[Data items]
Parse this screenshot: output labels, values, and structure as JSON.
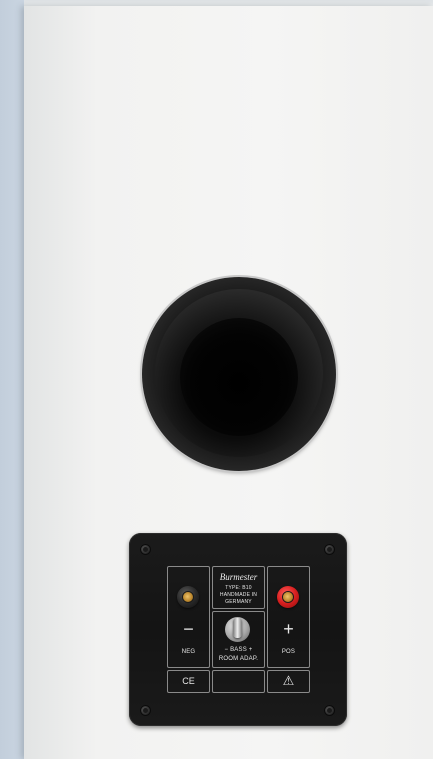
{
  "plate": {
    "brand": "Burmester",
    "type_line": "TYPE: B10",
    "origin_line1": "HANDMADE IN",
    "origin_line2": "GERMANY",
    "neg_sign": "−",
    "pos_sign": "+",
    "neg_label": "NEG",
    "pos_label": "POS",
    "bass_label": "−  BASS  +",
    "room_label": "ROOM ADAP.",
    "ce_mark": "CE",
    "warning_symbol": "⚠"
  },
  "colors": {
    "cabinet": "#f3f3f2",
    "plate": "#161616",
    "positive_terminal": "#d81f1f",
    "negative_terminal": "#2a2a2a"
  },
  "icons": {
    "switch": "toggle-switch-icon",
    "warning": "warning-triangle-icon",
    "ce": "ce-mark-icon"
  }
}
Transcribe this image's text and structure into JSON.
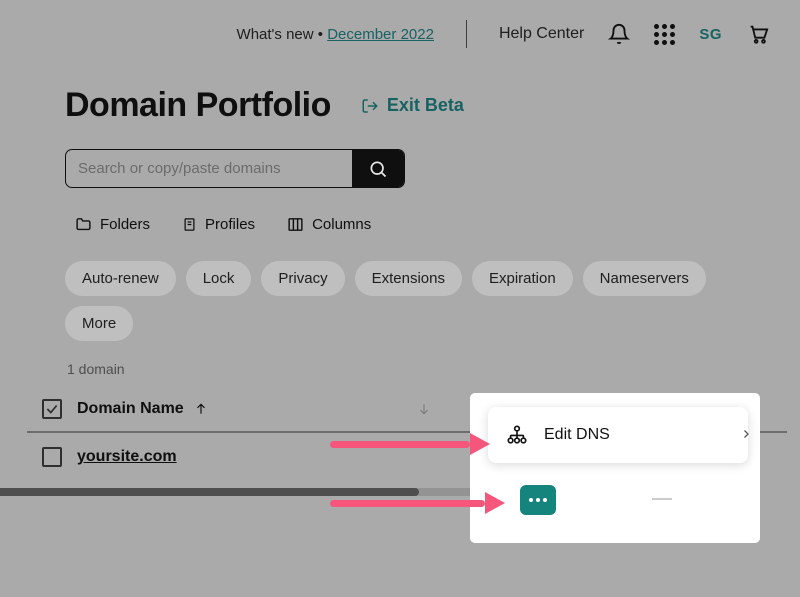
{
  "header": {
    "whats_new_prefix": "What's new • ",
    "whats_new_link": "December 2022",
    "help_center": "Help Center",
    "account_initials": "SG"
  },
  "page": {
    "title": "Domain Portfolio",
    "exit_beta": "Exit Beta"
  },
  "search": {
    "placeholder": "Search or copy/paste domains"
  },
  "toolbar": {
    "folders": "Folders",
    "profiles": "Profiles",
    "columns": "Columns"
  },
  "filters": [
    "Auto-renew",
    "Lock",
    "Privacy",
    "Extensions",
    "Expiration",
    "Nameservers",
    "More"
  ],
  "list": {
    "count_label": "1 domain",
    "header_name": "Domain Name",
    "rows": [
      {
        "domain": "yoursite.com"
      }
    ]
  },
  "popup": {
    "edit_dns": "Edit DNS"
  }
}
...
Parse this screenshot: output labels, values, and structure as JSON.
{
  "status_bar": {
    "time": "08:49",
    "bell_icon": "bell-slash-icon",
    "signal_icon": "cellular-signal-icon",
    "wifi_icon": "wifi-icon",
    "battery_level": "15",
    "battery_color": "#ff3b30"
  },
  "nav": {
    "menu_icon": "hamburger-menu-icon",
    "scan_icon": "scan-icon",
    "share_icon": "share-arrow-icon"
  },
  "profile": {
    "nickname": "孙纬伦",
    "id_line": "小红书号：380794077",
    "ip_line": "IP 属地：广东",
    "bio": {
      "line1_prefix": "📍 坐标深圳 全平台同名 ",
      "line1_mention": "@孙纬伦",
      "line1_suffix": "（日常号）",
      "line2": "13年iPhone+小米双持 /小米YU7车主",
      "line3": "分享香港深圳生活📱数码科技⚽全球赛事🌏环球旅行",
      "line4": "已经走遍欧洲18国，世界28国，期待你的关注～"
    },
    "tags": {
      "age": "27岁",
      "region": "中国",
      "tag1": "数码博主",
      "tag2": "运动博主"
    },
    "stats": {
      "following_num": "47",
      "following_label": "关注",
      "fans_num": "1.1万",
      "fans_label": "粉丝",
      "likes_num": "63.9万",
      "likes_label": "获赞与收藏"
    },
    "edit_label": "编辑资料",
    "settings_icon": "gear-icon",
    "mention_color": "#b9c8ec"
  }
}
==
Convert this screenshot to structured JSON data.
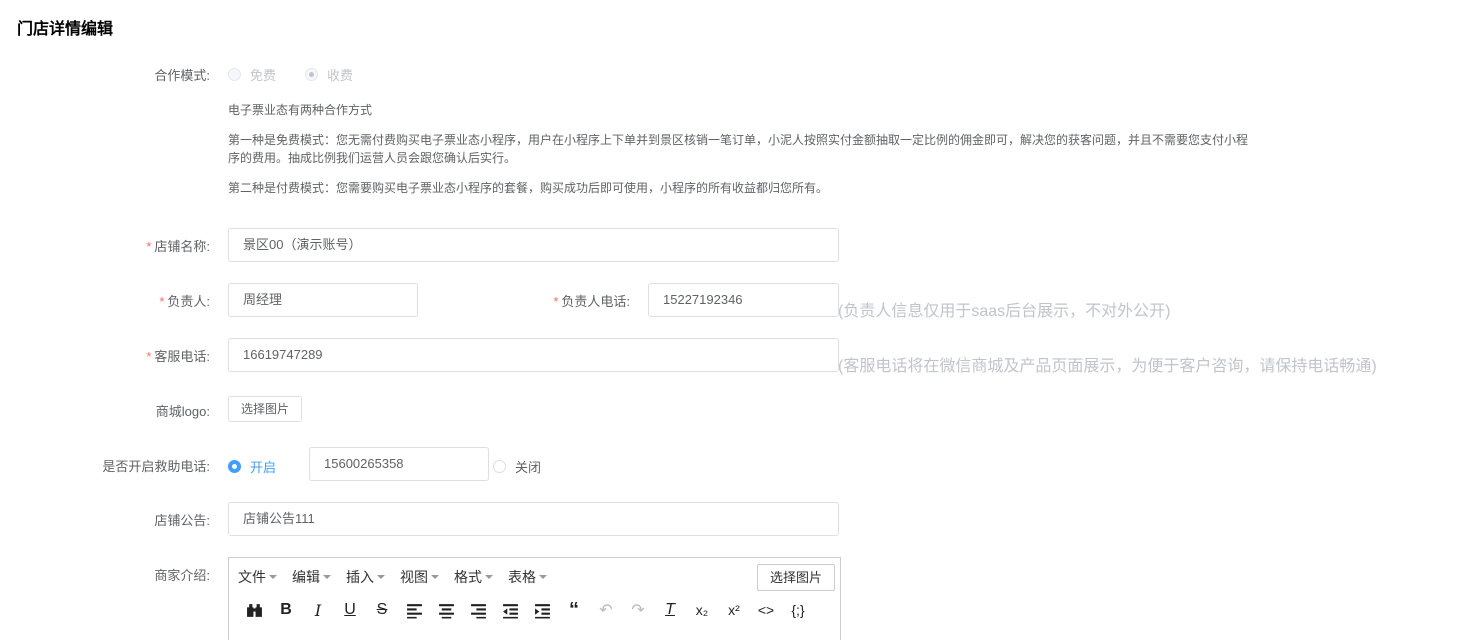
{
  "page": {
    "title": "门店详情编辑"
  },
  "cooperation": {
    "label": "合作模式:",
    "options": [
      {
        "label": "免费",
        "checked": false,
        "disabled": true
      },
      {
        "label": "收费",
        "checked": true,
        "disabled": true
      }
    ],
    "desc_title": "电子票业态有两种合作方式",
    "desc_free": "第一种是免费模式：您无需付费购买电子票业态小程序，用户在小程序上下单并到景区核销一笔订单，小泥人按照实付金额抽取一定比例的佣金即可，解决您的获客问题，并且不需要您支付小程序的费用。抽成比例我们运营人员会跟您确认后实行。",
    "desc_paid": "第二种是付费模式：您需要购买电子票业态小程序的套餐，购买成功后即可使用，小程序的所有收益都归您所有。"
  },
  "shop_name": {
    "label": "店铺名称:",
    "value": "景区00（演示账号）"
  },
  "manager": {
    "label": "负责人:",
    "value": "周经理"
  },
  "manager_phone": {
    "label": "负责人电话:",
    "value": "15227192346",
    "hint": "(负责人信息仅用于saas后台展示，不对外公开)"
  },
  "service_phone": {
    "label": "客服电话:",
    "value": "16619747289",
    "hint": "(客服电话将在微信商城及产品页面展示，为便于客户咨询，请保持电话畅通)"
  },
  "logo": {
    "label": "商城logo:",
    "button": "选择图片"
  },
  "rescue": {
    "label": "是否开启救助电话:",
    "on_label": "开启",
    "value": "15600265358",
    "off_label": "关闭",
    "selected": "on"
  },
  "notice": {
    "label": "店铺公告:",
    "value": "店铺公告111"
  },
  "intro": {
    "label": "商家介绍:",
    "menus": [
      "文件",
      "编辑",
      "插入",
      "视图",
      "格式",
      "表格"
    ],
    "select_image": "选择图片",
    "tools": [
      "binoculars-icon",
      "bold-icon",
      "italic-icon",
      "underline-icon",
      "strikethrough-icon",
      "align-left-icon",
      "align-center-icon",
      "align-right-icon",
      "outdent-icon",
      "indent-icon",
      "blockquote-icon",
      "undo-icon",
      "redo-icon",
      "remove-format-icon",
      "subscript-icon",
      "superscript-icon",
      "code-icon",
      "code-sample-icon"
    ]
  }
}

**Aim of the exercise:** For the data above, state how many lines contain "this"; the number is the whole answer.

**Response below:** 4